### Source text
******

The Geocommons Flash frontend works, but causes the Netbook to stutter. Google and Adobe need to fix this pronto.

GeoCommons JS

Geocommons JavaScript front end works great, but isn’t as feature complete as their Flash front end.

A quick check at the Esri Silverlight Showcase returns what you’d expect with Chrome OS. It is a JavaScript and Flash world at Google and at least for now, Silverlight isn’t part of it.

No Silverlight for You

Yea, you’d expect this. The problem is that Netflix doesn’t work either. Bah!

Yea so don’t rush out and try and buy one of these Cr-48 Netbooks if Google wasn’t nice enough to send you one. They are really not usable as an every day device today. I’m sure as we get close to the release of these Google Chrome OS Netbooks next year, the OS will become more stable and usable. That said, the writing is on the wall for traditional apps. Niche use is all we’ll see of them moving forward. Google, Apple, Microsoft and others are all committed to running consumer apps as hosted services and these Netbooks (plus all the iPads and Android tablets that are going to be sold next year).

Now don’t think for a minute that I’m talking about ArcView in the Cloud or any other wacky thing that someone might come up with while drinking some GeoKool-Aid. No, I’m talking about eliminating the need for ArcView on 95% of all desks and using web apps for these people to work with the data. Those that need the editing and analysis capabilities wouldn’t be on a netbook in the first place so they are really unaffected by these changes. But I just can’t see how any organization can afford to pay for ArcView (or MapInfo, or whatever) licenses for users that are viewing data. We’ve been talking about how those days are over for it seems like a decade, but I think the pieces are coming together in 2011 to finally put the fork in apps such as ArcView (real GIS pros need ArcInfo, sorry Esri), Microsoft Office and other “enterprise” apps. Geo isn’t special enough to need hundreds or thousands of ArcView’s on desktops across the organization. Time we started facing up to the fact.

Wait, what!?!?! File Geodatabase API is on it’s way!

So I had resigned myself to the fact I’d never see the File Geodatabase API; then this happened.

While not exactly an early Xmas present (as a certain beaksnake may have promised), the API for the file geodatabase will be hitting the beta stage in January.

******

### Supplied information
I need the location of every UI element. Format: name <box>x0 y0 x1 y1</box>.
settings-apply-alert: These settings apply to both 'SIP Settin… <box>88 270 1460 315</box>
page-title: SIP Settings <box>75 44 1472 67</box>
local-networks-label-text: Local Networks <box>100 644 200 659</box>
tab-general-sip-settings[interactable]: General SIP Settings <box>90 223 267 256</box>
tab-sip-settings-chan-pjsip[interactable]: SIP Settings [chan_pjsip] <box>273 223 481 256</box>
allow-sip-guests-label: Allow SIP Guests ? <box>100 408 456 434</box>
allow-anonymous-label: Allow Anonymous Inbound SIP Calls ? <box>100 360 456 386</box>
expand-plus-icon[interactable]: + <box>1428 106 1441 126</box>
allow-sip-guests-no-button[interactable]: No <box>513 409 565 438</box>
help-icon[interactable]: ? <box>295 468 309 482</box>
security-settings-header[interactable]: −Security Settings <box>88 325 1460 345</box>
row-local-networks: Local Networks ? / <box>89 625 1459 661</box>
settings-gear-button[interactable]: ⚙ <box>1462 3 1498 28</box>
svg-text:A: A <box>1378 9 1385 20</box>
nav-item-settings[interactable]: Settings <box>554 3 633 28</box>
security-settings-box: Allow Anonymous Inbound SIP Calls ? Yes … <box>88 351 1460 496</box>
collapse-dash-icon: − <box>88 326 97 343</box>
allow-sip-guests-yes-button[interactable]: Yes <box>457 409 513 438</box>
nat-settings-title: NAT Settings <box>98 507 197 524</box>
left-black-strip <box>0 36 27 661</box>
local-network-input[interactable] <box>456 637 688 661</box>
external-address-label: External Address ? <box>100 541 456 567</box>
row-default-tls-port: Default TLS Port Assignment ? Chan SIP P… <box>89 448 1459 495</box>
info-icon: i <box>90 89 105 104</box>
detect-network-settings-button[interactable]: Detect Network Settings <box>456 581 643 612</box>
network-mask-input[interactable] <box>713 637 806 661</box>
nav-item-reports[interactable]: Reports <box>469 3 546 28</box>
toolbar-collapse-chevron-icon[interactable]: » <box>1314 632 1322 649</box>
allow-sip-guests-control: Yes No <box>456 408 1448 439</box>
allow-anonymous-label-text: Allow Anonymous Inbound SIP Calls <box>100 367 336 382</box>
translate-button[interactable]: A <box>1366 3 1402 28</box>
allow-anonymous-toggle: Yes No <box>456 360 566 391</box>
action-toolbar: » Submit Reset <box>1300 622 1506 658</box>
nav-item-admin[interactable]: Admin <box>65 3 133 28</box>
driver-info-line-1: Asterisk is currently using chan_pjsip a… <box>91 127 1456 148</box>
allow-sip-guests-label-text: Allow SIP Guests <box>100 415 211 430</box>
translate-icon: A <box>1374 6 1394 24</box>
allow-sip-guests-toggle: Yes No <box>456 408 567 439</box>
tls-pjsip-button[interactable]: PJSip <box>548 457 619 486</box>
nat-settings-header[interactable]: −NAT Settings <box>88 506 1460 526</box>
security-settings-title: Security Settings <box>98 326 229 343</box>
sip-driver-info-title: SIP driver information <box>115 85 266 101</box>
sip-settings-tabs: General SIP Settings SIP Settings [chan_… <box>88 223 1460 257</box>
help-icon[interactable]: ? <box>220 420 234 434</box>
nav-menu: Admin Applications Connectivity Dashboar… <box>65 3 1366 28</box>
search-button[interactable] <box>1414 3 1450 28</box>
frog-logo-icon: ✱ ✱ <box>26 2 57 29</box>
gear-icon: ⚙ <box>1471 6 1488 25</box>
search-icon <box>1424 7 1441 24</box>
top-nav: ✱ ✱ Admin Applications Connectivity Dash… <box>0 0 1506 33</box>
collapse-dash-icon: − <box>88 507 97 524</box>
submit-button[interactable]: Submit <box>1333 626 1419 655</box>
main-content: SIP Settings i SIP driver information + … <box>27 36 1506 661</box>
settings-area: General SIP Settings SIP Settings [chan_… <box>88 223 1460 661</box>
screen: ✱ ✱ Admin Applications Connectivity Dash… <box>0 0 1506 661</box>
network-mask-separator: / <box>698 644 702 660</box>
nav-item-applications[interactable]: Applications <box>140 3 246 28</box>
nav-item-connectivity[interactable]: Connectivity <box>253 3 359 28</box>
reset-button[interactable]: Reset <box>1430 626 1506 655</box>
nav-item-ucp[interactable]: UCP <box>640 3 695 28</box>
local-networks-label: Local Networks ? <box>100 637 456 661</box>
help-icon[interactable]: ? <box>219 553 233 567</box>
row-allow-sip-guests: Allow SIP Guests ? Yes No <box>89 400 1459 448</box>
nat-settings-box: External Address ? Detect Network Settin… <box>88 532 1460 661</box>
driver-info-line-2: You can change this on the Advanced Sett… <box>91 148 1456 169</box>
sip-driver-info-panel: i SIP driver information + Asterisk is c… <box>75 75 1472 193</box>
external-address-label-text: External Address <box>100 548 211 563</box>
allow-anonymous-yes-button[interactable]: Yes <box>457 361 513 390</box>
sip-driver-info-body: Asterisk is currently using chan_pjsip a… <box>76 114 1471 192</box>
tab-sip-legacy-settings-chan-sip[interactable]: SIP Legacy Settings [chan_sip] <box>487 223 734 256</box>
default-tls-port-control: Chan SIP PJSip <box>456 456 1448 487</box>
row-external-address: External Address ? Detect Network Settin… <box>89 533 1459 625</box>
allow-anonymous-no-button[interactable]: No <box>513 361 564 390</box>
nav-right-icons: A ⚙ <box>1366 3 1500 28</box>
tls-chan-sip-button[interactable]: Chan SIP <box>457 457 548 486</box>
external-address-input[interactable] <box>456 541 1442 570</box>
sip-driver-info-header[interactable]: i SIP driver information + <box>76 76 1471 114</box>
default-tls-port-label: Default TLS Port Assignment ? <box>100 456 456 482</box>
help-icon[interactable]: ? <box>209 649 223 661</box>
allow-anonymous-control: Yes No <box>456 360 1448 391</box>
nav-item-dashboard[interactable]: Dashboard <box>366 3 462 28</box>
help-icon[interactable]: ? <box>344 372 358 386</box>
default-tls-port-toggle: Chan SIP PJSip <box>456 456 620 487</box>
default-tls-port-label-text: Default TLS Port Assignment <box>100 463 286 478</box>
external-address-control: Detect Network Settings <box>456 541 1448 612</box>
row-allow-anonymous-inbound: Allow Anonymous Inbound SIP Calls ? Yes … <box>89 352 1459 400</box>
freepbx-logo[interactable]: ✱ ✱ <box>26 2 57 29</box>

******

### What this exercise asks
1. Answer these questions about the post on Chrome OS netbooks and GIS:
(a) What makes the Netbook stutter?
(b) Besides Silverlight, what does the writer say doesn't work on it?
(c) In what month will the File Geodatabase API reach beta?
2. Write the next part of the post on Chrome OS netbooks and GIS, starting right after its last sentence.
The items have no connection to the post.

### Results of the exercise
1.
(a) The Geocommons Flash frontend.
(b) Netflix.
(c) January.

2.
Read the details on the GeoDatabase Esri blog, but there is some reason to be hopeful. The File Geodatabase API will allow access to the File Geodatabase without ArcObjects which is a big thing for those of us trying to read and write the file format. The File Geodatabase API only supports file geodatabases from ArcGIS 10 or later, so no help for those who did things with 9.x. Some of the proprietary Esri stuff such as annotation, networks and topologies still require ArcObjects and I think we are all fine with that.

More good news is that the API is a C++ library and not some weird Java or .NET thing. Oh, but a huge caveat… This release is Windows only. Thus those of us working with Fedora, Ubuntu or Mac OS X need no bother to look. Esri was just so close to making this a Merry Christmas.

FME Webinar — Practical Techniques for Loading Data into SQL Server

Ed Katibah says that there will be a Webinar next week on loading data into SQL Server Spatial.

One of the most often asked questions about SQL Server Spatial is How do I load data into the spatial types?. Safe Software has long provided solutions for this dilemma with their excellent ETL tool, Feature Manipulation Engine (FME). On December 14th, Safe will be presenting an FME Webinar entitled Practical Techniques for Loading Data into SQL Server.

Sounds interesting as Esri doesn’t really give you the right tools to load data into SQL Server Spatial like FME does.

Tis the season for a webinar!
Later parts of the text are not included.